WHAT TO WORK ON
Skip the images. Copy the records exactly as written.

[begin SOURCE DATA]

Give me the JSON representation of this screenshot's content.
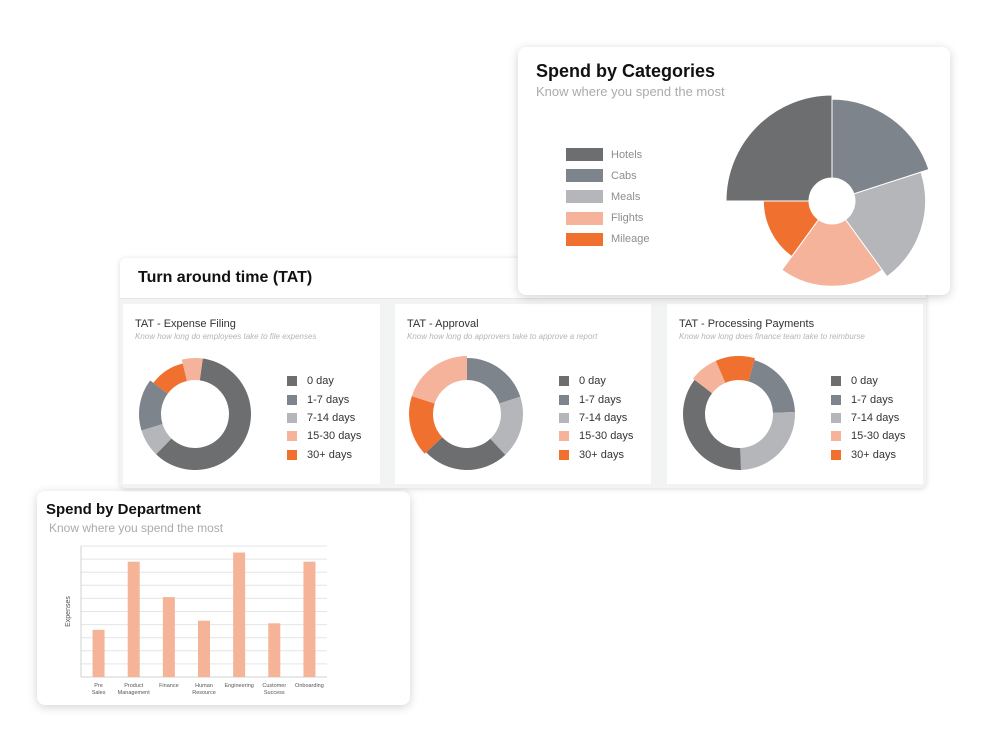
{
  "spend_by_categories": {
    "title": "Spend by Categories",
    "subtitle": "Know where you spend the most"
  },
  "tat": {
    "title": "Turn around time (TAT)",
    "panels": [
      {
        "title": "TAT - Expense Filing",
        "subtitle": "Know how long do employees take to file expenses"
      },
      {
        "title": "TAT - Approval",
        "subtitle": "Know how long do approvers take to approve a report"
      },
      {
        "title": "TAT - Processing Payments",
        "subtitle": "Know how long does finance team take to reimburse"
      }
    ]
  },
  "spend_by_department": {
    "title": "Spend by Department",
    "subtitle": "Know where you spend the most"
  },
  "colors": {
    "dark_gray": "#6d6e70",
    "slate": "#7d848c",
    "light_gray": "#b4b6b9",
    "peach": "#f4b39a",
    "orange": "#f07030",
    "bar": "#f5b498"
  },
  "chart_data": [
    {
      "type": "pie",
      "variant": "polar-area",
      "categories": [
        "Hotels",
        "Cabs",
        "Meals",
        "Flights",
        "Mileage"
      ],
      "colors": [
        "#6d6e70",
        "#7d848c",
        "#b4b6b9",
        "#f4b39a",
        "#f07030"
      ],
      "angles_deg": [
        90,
        72,
        72,
        72,
        54
      ],
      "radius_relative": [
        1.0,
        0.95,
        0.85,
        0.75,
        0.55
      ],
      "legend": "left"
    },
    {
      "type": "pie",
      "variant": "donut",
      "title": "TAT - Expense Filing",
      "categories": [
        "0 day",
        "1-7 days",
        "7-14 days",
        "15-30 days",
        "30+ days"
      ],
      "colors": [
        "#6d6e70",
        "#7d848c",
        "#b4b6b9",
        "#f4b39a",
        "#f07030"
      ],
      "values": [
        60,
        15,
        8,
        6,
        11
      ],
      "legend": "right"
    },
    {
      "type": "pie",
      "variant": "donut",
      "title": "TAT - Approval",
      "categories": [
        "0 day",
        "1-7 days",
        "7-14 days",
        "15-30 days",
        "30+ days"
      ],
      "colors": [
        "#6d6e70",
        "#7d848c",
        "#b4b6b9",
        "#f4b39a",
        "#f07030"
      ],
      "values": [
        25,
        20,
        18,
        20,
        17
      ],
      "legend": "right"
    },
    {
      "type": "pie",
      "variant": "donut",
      "title": "TAT - Processing Payments",
      "categories": [
        "0 day",
        "1-7 days",
        "7-14 days",
        "15-30 days",
        "30+ days"
      ],
      "colors": [
        "#6d6e70",
        "#7d848c",
        "#b4b6b9",
        "#f4b39a",
        "#f07030"
      ],
      "values": [
        36,
        20,
        25,
        8,
        11
      ],
      "legend": "right"
    },
    {
      "type": "bar",
      "title": "Spend by Department",
      "categories": [
        "Pre Sales",
        "Product Management",
        "Finance",
        "Human Resource",
        "Engineering",
        "Customer Success",
        "Onboarding"
      ],
      "values": [
        36,
        88,
        61,
        43,
        95,
        41,
        88
      ],
      "ylabel": "Expenses",
      "ylim": [
        0,
        100
      ],
      "grid": true
    }
  ]
}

[end SOURCE DATA]

RESPONSE TO THE TASK
Give me the JSON representation of this screenshot's content.
{
  "spend_by_categories": {
    "title": "Spend by Categories",
    "subtitle": "Know where you spend the most"
  },
  "tat": {
    "title": "Turn around time (TAT)",
    "panels": [
      {
        "title": "TAT - Expense Filing",
        "subtitle": "Know how long do employees take to file expenses"
      },
      {
        "title": "TAT - Approval",
        "subtitle": "Know how long do approvers take to approve a report"
      },
      {
        "title": "TAT - Processing Payments",
        "subtitle": "Know how long does finance team take to reimburse"
      }
    ]
  },
  "spend_by_department": {
    "title": "Spend by Department",
    "subtitle": "Know where you spend the most"
  },
  "colors": {
    "dark_gray": "#6d6e70",
    "slate": "#7d848c",
    "light_gray": "#b4b6b9",
    "peach": "#f4b39a",
    "orange": "#f07030",
    "bar": "#f5b498"
  },
  "chart_data": [
    {
      "type": "pie",
      "variant": "polar-area",
      "categories": [
        "Hotels",
        "Cabs",
        "Meals",
        "Flights",
        "Mileage"
      ],
      "colors": [
        "#6d6e70",
        "#7d848c",
        "#b4b6b9",
        "#f4b39a",
        "#f07030"
      ],
      "angles_deg": [
        90,
        72,
        72,
        72,
        54
      ],
      "radius_relative": [
        1.0,
        0.95,
        0.85,
        0.75,
        0.55
      ],
      "legend": "left"
    },
    {
      "type": "pie",
      "variant": "donut",
      "title": "TAT - Expense Filing",
      "categories": [
        "0 day",
        "1-7 days",
        "7-14 days",
        "15-30 days",
        "30+ days"
      ],
      "colors": [
        "#6d6e70",
        "#7d848c",
        "#b4b6b9",
        "#f4b39a",
        "#f07030"
      ],
      "values": [
        60,
        15,
        8,
        6,
        11
      ],
      "legend": "right"
    },
    {
      "type": "pie",
      "variant": "donut",
      "title": "TAT - Approval",
      "categories": [
        "0 day",
        "1-7 days",
        "7-14 days",
        "15-30 days",
        "30+ days"
      ],
      "colors": [
        "#6d6e70",
        "#7d848c",
        "#b4b6b9",
        "#f4b39a",
        "#f07030"
      ],
      "values": [
        25,
        20,
        18,
        20,
        17
      ],
      "legend": "right"
    },
    {
      "type": "pie",
      "variant": "donut",
      "title": "TAT - Processing Payments",
      "categories": [
        "0 day",
        "1-7 days",
        "7-14 days",
        "15-30 days",
        "30+ days"
      ],
      "colors": [
        "#6d6e70",
        "#7d848c",
        "#b4b6b9",
        "#f4b39a",
        "#f07030"
      ],
      "values": [
        36,
        20,
        25,
        8,
        11
      ],
      "legend": "right"
    },
    {
      "type": "bar",
      "title": "Spend by Department",
      "categories": [
        "Pre Sales",
        "Product Management",
        "Finance",
        "Human Resource",
        "Engineering",
        "Customer Success",
        "Onboarding"
      ],
      "values": [
        36,
        88,
        61,
        43,
        95,
        41,
        88
      ],
      "ylabel": "Expenses",
      "ylim": [
        0,
        100
      ],
      "grid": true
    }
  ]
}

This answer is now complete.